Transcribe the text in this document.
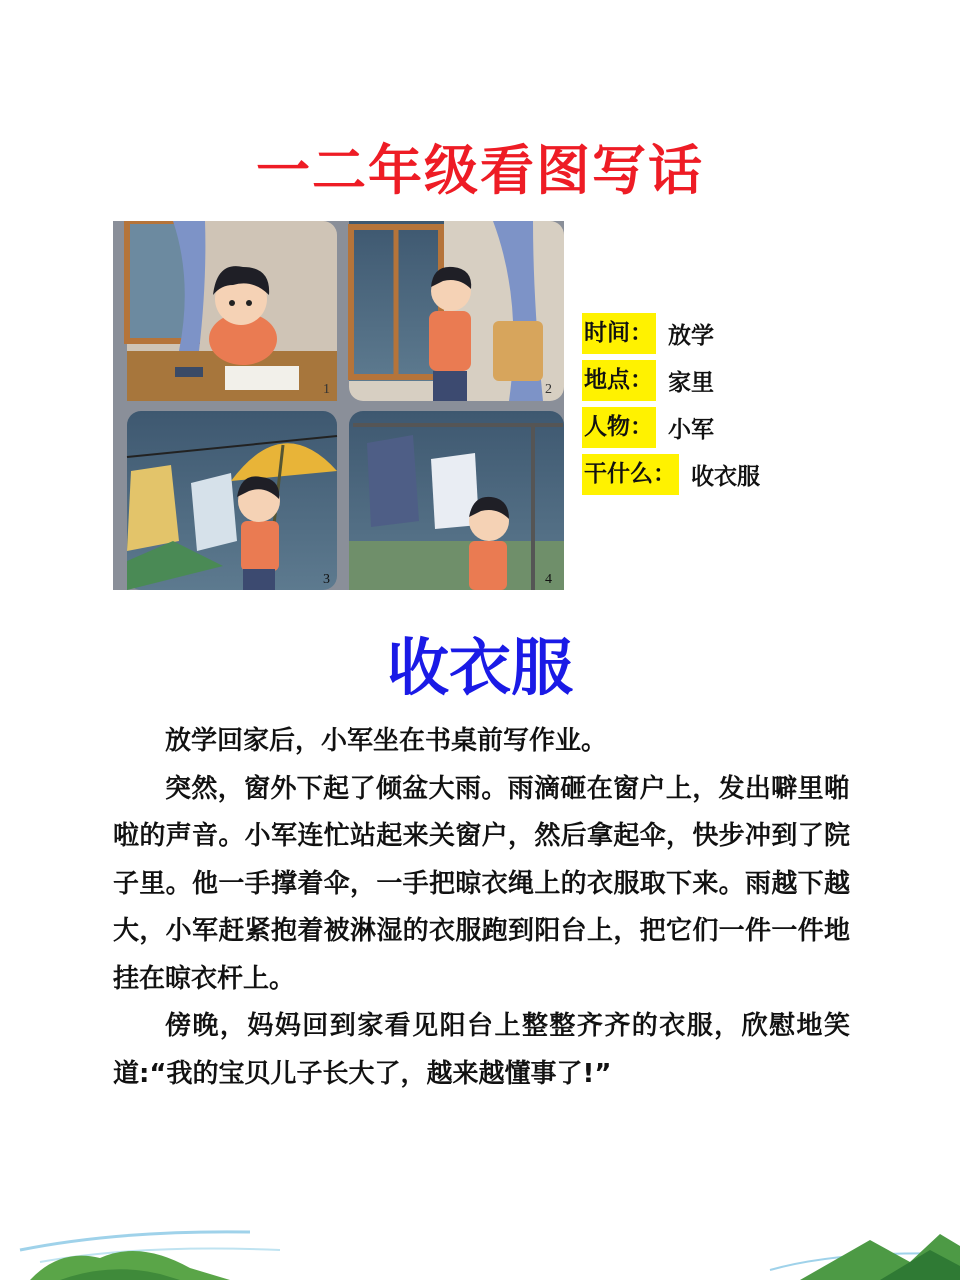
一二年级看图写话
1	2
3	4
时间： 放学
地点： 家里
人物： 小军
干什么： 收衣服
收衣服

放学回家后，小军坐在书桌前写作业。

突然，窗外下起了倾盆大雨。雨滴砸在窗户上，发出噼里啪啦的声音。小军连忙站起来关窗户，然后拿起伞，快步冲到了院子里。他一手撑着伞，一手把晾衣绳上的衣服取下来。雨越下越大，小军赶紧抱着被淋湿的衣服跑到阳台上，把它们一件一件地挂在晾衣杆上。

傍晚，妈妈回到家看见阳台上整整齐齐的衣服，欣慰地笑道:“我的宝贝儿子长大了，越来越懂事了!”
_ _ _
__TASK TO COMPLETE__:
Repeat the data in full and exactly. Omit pictures.

__FULL RESPONSE__:
Transcribe the text in this document.
一二年级看图写话
1	2
3	4
时间： 放学
地点： 家里
人物： 小军
干什么： 收衣服
收衣服

放学回家后，小军坐在书桌前写作业。

突然，窗外下起了倾盆大雨。雨滴砸在窗户上，发出噼里啪啦的声音。小军连忙站起来关窗户，然后拿起伞，快步冲到了院子里。他一手撑着伞，一手把晾衣绳上的衣服取下来。雨越下越大，小军赶紧抱着被淋湿的衣服跑到阳台上，把它们一件一件地挂在晾衣杆上。

傍晚，妈妈回到家看见阳台上整整齐齐的衣服，欣慰地笑道:“我的宝贝儿子长大了，越来越懂事了!”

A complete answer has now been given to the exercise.